Could you write out the records below exactly as they appear, leaving out any pictures?

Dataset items
+ + + + +
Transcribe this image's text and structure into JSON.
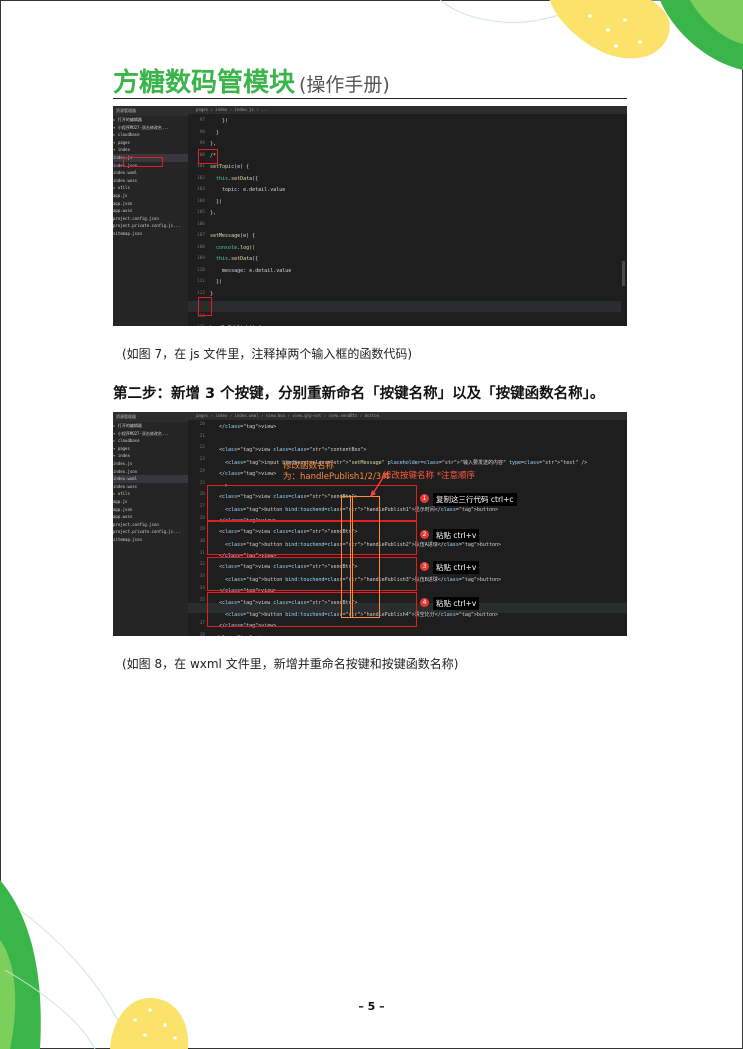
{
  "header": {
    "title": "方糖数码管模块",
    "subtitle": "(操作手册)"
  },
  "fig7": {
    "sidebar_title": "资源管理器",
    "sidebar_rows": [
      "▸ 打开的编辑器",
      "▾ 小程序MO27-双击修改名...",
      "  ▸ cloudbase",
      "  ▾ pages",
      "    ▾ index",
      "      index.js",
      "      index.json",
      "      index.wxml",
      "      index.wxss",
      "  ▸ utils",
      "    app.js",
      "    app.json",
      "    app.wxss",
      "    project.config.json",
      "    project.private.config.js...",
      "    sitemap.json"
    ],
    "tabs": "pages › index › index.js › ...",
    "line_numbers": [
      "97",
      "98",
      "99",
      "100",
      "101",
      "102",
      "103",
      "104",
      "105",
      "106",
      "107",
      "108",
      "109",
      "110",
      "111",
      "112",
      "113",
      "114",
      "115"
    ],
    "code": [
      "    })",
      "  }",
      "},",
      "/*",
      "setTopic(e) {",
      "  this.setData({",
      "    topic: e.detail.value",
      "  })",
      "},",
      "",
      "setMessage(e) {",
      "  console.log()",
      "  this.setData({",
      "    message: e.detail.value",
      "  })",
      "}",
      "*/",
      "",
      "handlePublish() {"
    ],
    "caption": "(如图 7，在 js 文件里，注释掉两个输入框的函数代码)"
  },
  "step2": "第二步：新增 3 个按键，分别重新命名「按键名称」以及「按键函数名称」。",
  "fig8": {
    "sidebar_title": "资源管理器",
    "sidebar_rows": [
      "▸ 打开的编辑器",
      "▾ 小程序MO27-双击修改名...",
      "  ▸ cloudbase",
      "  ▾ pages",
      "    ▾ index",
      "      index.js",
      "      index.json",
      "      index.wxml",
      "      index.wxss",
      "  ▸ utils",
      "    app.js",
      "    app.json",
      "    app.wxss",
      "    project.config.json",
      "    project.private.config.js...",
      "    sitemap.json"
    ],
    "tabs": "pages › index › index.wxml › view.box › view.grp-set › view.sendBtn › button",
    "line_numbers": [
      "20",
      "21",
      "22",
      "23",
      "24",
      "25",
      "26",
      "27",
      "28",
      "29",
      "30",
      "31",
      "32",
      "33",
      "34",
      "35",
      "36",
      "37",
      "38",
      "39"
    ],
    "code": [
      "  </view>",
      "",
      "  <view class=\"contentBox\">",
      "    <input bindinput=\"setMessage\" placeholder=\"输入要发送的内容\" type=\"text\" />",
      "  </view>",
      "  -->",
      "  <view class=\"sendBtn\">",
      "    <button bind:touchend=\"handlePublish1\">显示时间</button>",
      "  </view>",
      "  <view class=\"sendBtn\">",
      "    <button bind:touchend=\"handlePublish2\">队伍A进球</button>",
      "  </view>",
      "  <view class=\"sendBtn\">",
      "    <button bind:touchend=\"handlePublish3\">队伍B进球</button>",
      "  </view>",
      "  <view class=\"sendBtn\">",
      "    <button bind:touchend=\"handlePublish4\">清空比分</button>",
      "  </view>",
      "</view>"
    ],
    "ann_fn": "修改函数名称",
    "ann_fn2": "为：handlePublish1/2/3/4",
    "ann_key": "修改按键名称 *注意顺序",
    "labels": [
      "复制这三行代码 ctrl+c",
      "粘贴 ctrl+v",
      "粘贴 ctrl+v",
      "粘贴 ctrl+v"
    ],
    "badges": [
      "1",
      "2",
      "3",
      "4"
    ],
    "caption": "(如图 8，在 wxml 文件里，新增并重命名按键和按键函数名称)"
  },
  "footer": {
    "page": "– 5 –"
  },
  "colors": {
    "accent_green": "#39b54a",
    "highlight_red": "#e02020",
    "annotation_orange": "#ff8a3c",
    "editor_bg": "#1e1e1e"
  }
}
+ + + + +
#### Reply:
Transcribe this image's text and structure into JSON.
{
  "header": {
    "title": "方糖数码管模块",
    "subtitle": "(操作手册)"
  },
  "fig7": {
    "sidebar_title": "资源管理器",
    "sidebar_rows": [
      "▸ 打开的编辑器",
      "▾ 小程序MO27-双击修改名...",
      "  ▸ cloudbase",
      "  ▾ pages",
      "    ▾ index",
      "      index.js",
      "      index.json",
      "      index.wxml",
      "      index.wxss",
      "  ▸ utils",
      "    app.js",
      "    app.json",
      "    app.wxss",
      "    project.config.json",
      "    project.private.config.js...",
      "    sitemap.json"
    ],
    "tabs": "pages › index › index.js › ...",
    "line_numbers": [
      "97",
      "98",
      "99",
      "100",
      "101",
      "102",
      "103",
      "104",
      "105",
      "106",
      "107",
      "108",
      "109",
      "110",
      "111",
      "112",
      "113",
      "114",
      "115"
    ],
    "code": [
      "    })",
      "  }",
      "},",
      "/*",
      "setTopic(e) {",
      "  this.setData({",
      "    topic: e.detail.value",
      "  })",
      "},",
      "",
      "setMessage(e) {",
      "  console.log()",
      "  this.setData({",
      "    message: e.detail.value",
      "  })",
      "}",
      "*/",
      "",
      "handlePublish() {"
    ],
    "caption": "(如图 7，在 js 文件里，注释掉两个输入框的函数代码)"
  },
  "step2": "第二步：新增 3 个按键，分别重新命名「按键名称」以及「按键函数名称」。",
  "fig8": {
    "sidebar_title": "资源管理器",
    "sidebar_rows": [
      "▸ 打开的编辑器",
      "▾ 小程序MO27-双击修改名...",
      "  ▸ cloudbase",
      "  ▾ pages",
      "    ▾ index",
      "      index.js",
      "      index.json",
      "      index.wxml",
      "      index.wxss",
      "  ▸ utils",
      "    app.js",
      "    app.json",
      "    app.wxss",
      "    project.config.json",
      "    project.private.config.js...",
      "    sitemap.json"
    ],
    "tabs": "pages › index › index.wxml › view.box › view.grp-set › view.sendBtn › button",
    "line_numbers": [
      "20",
      "21",
      "22",
      "23",
      "24",
      "25",
      "26",
      "27",
      "28",
      "29",
      "30",
      "31",
      "32",
      "33",
      "34",
      "35",
      "36",
      "37",
      "38",
      "39"
    ],
    "code": [
      "  </view>",
      "",
      "  <view class=\"contentBox\">",
      "    <input bindinput=\"setMessage\" placeholder=\"输入要发送的内容\" type=\"text\" />",
      "  </view>",
      "  -->",
      "  <view class=\"sendBtn\">",
      "    <button bind:touchend=\"handlePublish1\">显示时间</button>",
      "  </view>",
      "  <view class=\"sendBtn\">",
      "    <button bind:touchend=\"handlePublish2\">队伍A进球</button>",
      "  </view>",
      "  <view class=\"sendBtn\">",
      "    <button bind:touchend=\"handlePublish3\">队伍B进球</button>",
      "  </view>",
      "  <view class=\"sendBtn\">",
      "    <button bind:touchend=\"handlePublish4\">清空比分</button>",
      "  </view>",
      "</view>"
    ],
    "ann_fn": "修改函数名称",
    "ann_fn2": "为：handlePublish1/2/3/4",
    "ann_key": "修改按键名称 *注意顺序",
    "labels": [
      "复制这三行代码 ctrl+c",
      "粘贴 ctrl+v",
      "粘贴 ctrl+v",
      "粘贴 ctrl+v"
    ],
    "badges": [
      "1",
      "2",
      "3",
      "4"
    ],
    "caption": "(如图 8，在 wxml 文件里，新增并重命名按键和按键函数名称)"
  },
  "footer": {
    "page": "– 5 –"
  },
  "colors": {
    "accent_green": "#39b54a",
    "highlight_red": "#e02020",
    "annotation_orange": "#ff8a3c",
    "editor_bg": "#1e1e1e"
  }
}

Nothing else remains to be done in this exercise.